What the task requires:
How many of the lines here include "Voice"? Answer with a single number.

Extracted material:
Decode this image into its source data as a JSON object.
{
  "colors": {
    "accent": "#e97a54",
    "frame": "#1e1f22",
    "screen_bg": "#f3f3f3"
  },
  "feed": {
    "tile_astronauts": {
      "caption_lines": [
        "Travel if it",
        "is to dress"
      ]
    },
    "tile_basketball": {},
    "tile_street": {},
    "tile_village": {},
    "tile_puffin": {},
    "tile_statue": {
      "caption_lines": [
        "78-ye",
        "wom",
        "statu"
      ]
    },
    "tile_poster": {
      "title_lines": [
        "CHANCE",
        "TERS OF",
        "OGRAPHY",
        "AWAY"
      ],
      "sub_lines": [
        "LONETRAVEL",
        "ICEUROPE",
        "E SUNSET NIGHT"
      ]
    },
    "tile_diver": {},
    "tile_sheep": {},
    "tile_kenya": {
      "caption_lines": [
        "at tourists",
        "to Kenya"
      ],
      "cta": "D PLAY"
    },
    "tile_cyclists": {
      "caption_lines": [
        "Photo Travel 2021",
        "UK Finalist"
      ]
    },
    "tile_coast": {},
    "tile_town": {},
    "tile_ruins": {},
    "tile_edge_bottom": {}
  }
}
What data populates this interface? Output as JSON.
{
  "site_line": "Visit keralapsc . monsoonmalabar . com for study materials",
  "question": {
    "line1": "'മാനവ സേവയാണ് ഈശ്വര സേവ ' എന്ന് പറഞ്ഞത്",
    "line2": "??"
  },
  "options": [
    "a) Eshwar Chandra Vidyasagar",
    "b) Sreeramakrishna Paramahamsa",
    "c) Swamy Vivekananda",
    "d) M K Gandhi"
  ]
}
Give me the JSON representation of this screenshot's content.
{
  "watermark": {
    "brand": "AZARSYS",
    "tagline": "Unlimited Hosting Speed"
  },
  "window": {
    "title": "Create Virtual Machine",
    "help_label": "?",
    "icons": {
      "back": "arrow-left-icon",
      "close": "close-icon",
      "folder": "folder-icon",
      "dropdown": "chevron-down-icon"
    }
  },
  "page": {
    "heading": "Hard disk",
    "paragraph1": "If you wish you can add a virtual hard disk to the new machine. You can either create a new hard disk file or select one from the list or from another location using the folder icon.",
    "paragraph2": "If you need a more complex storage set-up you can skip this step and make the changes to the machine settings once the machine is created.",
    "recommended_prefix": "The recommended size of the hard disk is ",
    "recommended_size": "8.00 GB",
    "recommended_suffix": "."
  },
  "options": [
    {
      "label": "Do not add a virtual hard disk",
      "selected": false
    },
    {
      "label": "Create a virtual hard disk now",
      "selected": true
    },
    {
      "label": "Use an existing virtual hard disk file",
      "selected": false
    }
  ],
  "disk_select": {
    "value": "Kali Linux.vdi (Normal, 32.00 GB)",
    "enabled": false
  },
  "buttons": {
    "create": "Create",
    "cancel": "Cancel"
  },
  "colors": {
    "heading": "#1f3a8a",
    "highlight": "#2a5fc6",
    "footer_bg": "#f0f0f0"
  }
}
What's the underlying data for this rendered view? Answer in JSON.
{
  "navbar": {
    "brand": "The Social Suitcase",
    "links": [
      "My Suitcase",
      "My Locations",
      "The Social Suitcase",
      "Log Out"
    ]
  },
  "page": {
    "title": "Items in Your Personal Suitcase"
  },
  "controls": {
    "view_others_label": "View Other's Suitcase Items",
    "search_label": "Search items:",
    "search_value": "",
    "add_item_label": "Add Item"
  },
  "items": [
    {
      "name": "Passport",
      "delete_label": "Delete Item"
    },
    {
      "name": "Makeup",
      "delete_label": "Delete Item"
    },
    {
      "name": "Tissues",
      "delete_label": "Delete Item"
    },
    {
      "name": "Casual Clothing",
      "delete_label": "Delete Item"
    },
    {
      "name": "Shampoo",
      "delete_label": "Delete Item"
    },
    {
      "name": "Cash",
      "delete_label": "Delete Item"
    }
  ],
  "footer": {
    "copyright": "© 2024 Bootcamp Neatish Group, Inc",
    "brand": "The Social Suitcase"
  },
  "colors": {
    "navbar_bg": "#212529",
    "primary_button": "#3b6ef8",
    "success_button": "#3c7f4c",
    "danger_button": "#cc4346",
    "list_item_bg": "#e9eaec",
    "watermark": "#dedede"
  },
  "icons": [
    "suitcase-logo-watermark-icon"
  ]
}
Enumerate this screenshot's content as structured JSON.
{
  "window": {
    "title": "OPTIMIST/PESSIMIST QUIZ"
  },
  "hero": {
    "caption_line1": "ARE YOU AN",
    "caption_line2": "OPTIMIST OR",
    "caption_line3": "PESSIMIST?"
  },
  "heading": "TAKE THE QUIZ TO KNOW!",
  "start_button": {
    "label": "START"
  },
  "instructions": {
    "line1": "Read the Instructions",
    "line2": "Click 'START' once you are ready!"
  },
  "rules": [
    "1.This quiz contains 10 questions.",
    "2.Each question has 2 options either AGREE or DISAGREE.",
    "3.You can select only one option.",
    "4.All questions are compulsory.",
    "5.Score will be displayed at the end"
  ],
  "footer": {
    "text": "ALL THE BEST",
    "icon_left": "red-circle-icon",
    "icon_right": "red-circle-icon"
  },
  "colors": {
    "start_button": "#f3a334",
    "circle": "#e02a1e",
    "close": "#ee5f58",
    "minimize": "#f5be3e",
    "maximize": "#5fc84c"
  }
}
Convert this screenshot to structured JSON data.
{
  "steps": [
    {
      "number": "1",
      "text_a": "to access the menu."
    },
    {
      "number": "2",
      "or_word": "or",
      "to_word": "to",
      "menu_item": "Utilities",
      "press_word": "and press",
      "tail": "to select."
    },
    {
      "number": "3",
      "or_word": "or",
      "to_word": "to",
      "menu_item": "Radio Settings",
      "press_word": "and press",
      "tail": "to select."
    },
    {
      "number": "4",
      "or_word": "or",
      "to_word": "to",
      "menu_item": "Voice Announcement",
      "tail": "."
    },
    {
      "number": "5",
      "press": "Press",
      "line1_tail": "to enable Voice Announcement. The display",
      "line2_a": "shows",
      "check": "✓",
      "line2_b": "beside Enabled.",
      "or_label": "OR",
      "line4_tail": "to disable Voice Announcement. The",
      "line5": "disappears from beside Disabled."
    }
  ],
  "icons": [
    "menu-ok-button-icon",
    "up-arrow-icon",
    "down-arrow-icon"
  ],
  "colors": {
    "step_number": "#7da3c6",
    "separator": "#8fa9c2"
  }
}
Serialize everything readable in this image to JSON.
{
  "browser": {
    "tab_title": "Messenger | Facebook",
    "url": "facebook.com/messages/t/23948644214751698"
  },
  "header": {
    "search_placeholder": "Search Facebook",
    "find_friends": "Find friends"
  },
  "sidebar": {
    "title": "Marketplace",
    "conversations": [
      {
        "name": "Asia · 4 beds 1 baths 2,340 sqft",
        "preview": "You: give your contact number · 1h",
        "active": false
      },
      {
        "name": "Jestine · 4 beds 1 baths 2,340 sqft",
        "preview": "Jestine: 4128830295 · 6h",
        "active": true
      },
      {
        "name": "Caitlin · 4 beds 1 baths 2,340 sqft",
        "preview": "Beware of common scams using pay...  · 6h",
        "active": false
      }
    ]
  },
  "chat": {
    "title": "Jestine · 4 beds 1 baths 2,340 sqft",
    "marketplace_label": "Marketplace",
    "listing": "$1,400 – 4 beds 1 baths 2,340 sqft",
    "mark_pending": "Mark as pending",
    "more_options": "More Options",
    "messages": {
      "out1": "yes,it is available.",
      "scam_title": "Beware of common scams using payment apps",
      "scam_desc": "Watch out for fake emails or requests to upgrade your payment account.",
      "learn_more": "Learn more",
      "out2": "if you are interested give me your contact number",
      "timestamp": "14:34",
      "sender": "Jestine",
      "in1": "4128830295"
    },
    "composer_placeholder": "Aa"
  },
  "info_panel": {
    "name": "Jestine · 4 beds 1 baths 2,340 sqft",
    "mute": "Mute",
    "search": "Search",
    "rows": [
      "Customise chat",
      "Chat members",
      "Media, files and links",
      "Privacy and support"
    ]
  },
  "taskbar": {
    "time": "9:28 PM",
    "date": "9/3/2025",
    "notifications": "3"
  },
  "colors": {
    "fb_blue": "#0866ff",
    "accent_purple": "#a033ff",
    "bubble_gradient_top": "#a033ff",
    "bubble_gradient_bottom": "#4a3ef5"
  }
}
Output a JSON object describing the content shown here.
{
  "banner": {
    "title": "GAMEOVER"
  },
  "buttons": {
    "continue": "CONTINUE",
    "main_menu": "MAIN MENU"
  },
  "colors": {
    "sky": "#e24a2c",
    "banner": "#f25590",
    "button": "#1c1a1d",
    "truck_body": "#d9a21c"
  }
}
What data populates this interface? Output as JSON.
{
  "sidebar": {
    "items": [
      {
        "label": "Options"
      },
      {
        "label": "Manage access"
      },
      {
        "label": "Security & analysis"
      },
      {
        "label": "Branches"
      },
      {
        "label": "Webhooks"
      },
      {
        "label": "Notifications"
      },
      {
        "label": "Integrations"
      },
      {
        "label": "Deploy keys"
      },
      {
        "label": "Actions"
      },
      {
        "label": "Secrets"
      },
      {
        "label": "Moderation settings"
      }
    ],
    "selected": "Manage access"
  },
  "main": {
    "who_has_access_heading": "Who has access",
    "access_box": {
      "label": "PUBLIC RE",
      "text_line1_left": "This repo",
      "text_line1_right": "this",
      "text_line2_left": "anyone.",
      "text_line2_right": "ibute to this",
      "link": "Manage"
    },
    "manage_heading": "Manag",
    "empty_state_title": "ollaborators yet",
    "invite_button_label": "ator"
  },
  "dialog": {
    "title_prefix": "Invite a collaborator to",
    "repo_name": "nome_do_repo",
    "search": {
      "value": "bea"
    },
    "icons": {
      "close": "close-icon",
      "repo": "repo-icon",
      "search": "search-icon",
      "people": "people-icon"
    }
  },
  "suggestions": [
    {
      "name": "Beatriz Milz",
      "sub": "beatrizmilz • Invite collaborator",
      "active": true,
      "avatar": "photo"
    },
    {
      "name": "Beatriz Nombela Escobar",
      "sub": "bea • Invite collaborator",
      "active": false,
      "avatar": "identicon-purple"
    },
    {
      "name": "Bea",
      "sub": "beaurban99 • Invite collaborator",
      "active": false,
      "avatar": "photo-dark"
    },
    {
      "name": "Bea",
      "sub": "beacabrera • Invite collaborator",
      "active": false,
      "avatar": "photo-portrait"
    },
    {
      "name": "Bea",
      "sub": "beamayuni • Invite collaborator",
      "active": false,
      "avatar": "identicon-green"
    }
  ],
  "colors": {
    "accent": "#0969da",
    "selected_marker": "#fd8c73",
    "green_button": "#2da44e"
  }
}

The solution:
3